**Stated problem**. Provide an exact reproduction of every entry.

**Given records**.
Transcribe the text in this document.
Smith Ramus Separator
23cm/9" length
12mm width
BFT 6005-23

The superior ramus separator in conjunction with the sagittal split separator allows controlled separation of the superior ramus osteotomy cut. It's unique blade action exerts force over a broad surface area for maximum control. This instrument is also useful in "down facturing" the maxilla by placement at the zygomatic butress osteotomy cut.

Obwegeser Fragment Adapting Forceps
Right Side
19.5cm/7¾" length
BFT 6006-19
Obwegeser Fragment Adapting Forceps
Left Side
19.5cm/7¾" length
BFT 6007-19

**Correct answer**.
Transcribe the text in this document.
Smith Ramus Separator
23cm/9" length
12mm width
BFT 6005-23

The superior ramus separator in conjunction with the sagittal split separator allows controlled separation of the superior ramus osteotomy cut. It's unique blade action exerts force over a broad surface area for maximum control. This instrument is also useful in "down facturing" the maxilla by placement at the zygomatic butress osteotomy cut.

Obwegeser Fragment Adapting Forceps
Right Side
19.5cm/7¾" length
BFT 6006-19
Obwegeser Fragment Adapting Forceps
Left Side
19.5cm/7¾" length
BFT 6007-19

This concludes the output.